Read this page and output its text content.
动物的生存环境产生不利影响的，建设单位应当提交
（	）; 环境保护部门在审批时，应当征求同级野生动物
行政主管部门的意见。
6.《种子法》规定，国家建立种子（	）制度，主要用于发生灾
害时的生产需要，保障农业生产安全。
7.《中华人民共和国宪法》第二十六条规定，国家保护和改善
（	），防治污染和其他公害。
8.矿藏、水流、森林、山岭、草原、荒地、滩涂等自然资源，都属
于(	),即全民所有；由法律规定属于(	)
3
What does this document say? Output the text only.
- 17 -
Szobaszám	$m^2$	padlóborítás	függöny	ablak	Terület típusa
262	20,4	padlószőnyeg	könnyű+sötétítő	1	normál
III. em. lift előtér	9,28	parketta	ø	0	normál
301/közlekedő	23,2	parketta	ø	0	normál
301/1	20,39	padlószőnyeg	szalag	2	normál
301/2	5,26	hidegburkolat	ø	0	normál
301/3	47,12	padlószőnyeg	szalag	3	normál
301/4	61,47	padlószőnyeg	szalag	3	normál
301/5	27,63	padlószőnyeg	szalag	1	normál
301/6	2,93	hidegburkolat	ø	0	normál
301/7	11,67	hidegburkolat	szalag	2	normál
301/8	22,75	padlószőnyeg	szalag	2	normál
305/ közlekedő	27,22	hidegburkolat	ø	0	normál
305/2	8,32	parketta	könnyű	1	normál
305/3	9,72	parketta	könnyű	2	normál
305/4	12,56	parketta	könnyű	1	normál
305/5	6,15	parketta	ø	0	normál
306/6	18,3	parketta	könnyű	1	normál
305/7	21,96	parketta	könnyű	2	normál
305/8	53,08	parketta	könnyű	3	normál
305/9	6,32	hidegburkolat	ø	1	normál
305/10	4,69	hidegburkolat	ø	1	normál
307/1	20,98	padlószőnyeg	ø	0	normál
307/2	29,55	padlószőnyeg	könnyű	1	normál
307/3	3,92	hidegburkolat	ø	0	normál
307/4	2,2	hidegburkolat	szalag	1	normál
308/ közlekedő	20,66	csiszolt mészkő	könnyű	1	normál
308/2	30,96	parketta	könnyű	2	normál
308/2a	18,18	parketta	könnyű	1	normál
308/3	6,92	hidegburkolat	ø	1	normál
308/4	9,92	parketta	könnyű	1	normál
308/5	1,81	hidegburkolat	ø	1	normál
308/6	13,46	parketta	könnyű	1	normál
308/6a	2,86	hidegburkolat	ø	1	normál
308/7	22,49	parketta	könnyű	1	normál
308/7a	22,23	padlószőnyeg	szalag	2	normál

# THE REQUEST
Quote each line of the listing above exactly.

# EXERCISE OUTPUT
Read this page and output its text content.
动物的生存环境产生不利影响的，建设单位应当提交
（	）; 环境保护部门在审批时，应当征求同级野生动物
行政主管部门的意见。
6.《种子法》规定，国家建立种子（	）制度，主要用于发生灾
害时的生产需要，保障农业生产安全。
7.《中华人民共和国宪法》第二十六条规定，国家保护和改善
（	），防治污染和其他公害。
8.矿藏、水流、森林、山岭、草原、荒地、滩涂等自然资源，都属
于(	),即全民所有；由法律规定属于(	)
3
What does this document say? Output the text only.
- 17 -
Szobaszám	$m^2$	padlóborítás	függöny	ablak	Terület típusa
262	20,4	padlószőnyeg	könnyű+sötétítő	1	normál
III. em. lift előtér	9,28	parketta	ø	0	normál
301/közlekedő	23,2	parketta	ø	0	normál
301/1	20,39	padlószőnyeg	szalag	2	normál
301/2	5,26	hidegburkolat	ø	0	normál
301/3	47,12	padlószőnyeg	szalag	3	normál
301/4	61,47	padlószőnyeg	szalag	3	normál
301/5	27,63	padlószőnyeg	szalag	1	normál
301/6	2,93	hidegburkolat	ø	0	normál
301/7	11,67	hidegburkolat	szalag	2	normál
301/8	22,75	padlószőnyeg	szalag	2	normál
305/ közlekedő	27,22	hidegburkolat	ø	0	normál
305/2	8,32	parketta	könnyű	1	normál
305/3	9,72	parketta	könnyű	2	normál
305/4	12,56	parketta	könnyű	1	normál
305/5	6,15	parketta	ø	0	normál
306/6	18,3	parketta	könnyű	1	normál
305/7	21,96	parketta	könnyű	2	normál
305/8	53,08	parketta	könnyű	3	normál
305/9	6,32	hidegburkolat	ø	1	normál
305/10	4,69	hidegburkolat	ø	1	normál
307/1	20,98	padlószőnyeg	ø	0	normál
307/2	29,55	padlószőnyeg	könnyű	1	normál
307/3	3,92	hidegburkolat	ø	0	normál
307/4	2,2	hidegburkolat	szalag	1	normál
308/ közlekedő	20,66	csiszolt mészkő	könnyű	1	normál
308/2	30,96	parketta	könnyű	2	normál
308/2a	18,18	parketta	könnyű	1	normál
308/3	6,92	hidegburkolat	ø	1	normál
308/4	9,92	parketta	könnyű	1	normál
308/5	1,81	hidegburkolat	ø	1	normál
308/6	13,46	parketta	könnyű	1	normál
308/6a	2,86	hidegburkolat	ø	1	normál
308/7	22,49	parketta	könnyű	1	normál
308/7a	22,23	padlószőnyeg	szalag	2	normál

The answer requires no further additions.